* [Problem details]
Can you print every record below exactly as written?

(Dataset entries on figures)

+++++

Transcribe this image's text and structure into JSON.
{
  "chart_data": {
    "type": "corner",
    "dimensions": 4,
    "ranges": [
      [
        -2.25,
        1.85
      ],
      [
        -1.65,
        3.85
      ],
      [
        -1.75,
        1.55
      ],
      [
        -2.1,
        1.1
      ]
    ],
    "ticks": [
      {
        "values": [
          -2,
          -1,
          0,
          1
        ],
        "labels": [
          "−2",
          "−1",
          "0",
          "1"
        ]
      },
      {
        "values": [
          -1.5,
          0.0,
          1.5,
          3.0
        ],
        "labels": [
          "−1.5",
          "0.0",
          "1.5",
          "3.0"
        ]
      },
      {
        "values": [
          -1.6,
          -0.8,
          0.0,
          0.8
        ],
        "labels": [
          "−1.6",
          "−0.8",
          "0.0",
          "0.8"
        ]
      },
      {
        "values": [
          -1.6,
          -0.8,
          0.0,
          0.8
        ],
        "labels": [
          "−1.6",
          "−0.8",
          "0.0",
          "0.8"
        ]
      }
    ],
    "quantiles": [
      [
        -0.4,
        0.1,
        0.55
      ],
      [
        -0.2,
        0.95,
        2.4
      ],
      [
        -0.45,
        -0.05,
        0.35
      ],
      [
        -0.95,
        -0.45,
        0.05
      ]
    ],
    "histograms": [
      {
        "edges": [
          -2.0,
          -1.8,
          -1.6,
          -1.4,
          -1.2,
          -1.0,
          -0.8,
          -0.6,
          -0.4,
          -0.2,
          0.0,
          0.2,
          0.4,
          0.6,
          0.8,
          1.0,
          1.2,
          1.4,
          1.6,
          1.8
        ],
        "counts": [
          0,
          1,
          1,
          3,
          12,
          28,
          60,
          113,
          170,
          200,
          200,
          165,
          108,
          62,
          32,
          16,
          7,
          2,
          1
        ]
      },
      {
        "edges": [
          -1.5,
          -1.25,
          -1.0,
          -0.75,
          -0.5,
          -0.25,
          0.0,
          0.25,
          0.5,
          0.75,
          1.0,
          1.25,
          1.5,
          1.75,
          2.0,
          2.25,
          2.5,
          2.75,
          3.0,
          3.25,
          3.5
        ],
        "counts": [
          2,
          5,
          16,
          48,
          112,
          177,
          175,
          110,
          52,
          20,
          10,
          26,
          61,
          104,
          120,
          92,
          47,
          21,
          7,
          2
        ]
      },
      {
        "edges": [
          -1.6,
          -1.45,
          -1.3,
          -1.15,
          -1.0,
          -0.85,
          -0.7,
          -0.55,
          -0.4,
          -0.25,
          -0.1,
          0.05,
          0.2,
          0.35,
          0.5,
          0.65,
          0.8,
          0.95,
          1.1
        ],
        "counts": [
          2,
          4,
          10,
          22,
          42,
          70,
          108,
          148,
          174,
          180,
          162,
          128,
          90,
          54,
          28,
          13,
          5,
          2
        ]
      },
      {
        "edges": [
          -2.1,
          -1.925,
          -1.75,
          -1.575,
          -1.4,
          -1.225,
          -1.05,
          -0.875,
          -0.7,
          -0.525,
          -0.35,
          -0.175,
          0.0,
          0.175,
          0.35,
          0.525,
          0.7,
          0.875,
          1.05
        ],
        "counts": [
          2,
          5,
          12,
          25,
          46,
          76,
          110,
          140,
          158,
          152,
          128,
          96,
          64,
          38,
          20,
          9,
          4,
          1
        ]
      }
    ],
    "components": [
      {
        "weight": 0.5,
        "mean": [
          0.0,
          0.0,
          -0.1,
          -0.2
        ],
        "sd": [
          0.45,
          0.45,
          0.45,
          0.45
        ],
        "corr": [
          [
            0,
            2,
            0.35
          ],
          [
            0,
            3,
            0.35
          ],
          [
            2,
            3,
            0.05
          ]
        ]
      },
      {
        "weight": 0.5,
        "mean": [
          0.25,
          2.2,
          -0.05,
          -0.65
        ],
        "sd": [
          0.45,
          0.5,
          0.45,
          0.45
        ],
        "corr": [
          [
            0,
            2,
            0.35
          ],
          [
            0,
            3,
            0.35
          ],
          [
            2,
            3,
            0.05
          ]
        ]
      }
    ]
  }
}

+++++

* [Output]
Transcribe this image's text and structure into JSON.
{
  "chart_data": {
    "type": "corner",
    "dimensions": 4,
    "ranges": [
      [
        -2.25,
        1.85
      ],
      [
        -1.65,
        3.85
      ],
      [
        -1.75,
        1.55
      ],
      [
        -2.1,
        1.1
      ]
    ],
    "ticks": [
      {
        "values": [
          -2,
          -1,
          0,
          1
        ],
        "labels": [
          "−2",
          "−1",
          "0",
          "1"
        ]
      },
      {
        "values": [
          -1.5,
          0.0,
          1.5,
          3.0
        ],
        "labels": [
          "−1.5",
          "0.0",
          "1.5",
          "3.0"
        ]
      },
      {
        "values": [
          -1.6,
          -0.8,
          0.0,
          0.8
        ],
        "labels": [
          "−1.6",
          "−0.8",
          "0.0",
          "0.8"
        ]
      },
      {
        "values": [
          -1.6,
          -0.8,
          0.0,
          0.8
        ],
        "labels": [
          "−1.6",
          "−0.8",
          "0.0",
          "0.8"
        ]
      }
    ],
    "quantiles": [
      [
        -0.4,
        0.1,
        0.55
      ],
      [
        -0.2,
        0.95,
        2.4
      ],
      [
        -0.45,
        -0.05,
        0.35
      ],
      [
        -0.95,
        -0.45,
        0.05
      ]
    ],
    "histograms": [
      {
        "edges": [
          -2.0,
          -1.8,
          -1.6,
          -1.4,
          -1.2,
          -1.0,
          -0.8,
          -0.6,
          -0.4,
          -0.2,
          0.0,
          0.2,
          0.4,
          0.6,
          0.8,
          1.0,
          1.2,
          1.4,
          1.6,
          1.8
        ],
        "counts": [
          0,
          1,
          1,
          3,
          12,
          28,
          60,
          113,
          170,
          200,
          200,
          165,
          108,
          62,
          32,
          16,
          7,
          2,
          1
        ]
      },
      {
        "edges": [
          -1.5,
          -1.25,
          -1.0,
          -0.75,
          -0.5,
          -0.25,
          0.0,
          0.25,
          0.5,
          0.75,
          1.0,
          1.25,
          1.5,
          1.75,
          2.0,
          2.25,
          2.5,
          2.75,
          3.0,
          3.25,
          3.5
        ],
        "counts": [
          2,
          5,
          16,
          48,
          112,
          177,
          175,
          110,
          52,
          20,
          10,
          26,
          61,
          104,
          120,
          92,
          47,
          21,
          7,
          2
        ]
      },
      {
        "edges": [
          -1.6,
          -1.45,
          -1.3,
          -1.15,
          -1.0,
          -0.85,
          -0.7,
          -0.55,
          -0.4,
          -0.25,
          -0.1,
          0.05,
          0.2,
          0.35,
          0.5,
          0.65,
          0.8,
          0.95,
          1.1
        ],
        "counts": [
          2,
          4,
          10,
          22,
          42,
          70,
          108,
          148,
          174,
          180,
          162,
          128,
          90,
          54,
          28,
          13,
          5,
          2
        ]
      },
      {
        "edges": [
          -2.1,
          -1.925,
          -1.75,
          -1.575,
          -1.4,
          -1.225,
          -1.05,
          -0.875,
          -0.7,
          -0.525,
          -0.35,
          -0.175,
          0.0,
          0.175,
          0.35,
          0.525,
          0.7,
          0.875,
          1.05
        ],
        "counts": [
          2,
          5,
          12,
          25,
          46,
          76,
          110,
          140,
          158,
          152,
          128,
          96,
          64,
          38,
          20,
          9,
          4,
          1
        ]
      }
    ],
    "components": [
      {
        "weight": 0.5,
        "mean": [
          0.0,
          0.0,
          -0.1,
          -0.2
        ],
        "sd": [
          0.45,
          0.45,
          0.45,
          0.45
        ],
        "corr": [
          [
            0,
            2,
            0.35
          ],
          [
            0,
            3,
            0.35
          ],
          [
            2,
            3,
            0.05
          ]
        ]
      },
      {
        "weight": 0.5,
        "mean": [
          0.25,
          2.2,
          -0.05,
          -0.65
        ],
        "sd": [
          0.45,
          0.5,
          0.45,
          0.45
        ],
        "corr": [
          [
            0,
            2,
            0.35
          ],
          [
            0,
            3,
            0.35
          ],
          [
            2,
            3,
            0.05
          ]
        ]
      }
    ]
  }
}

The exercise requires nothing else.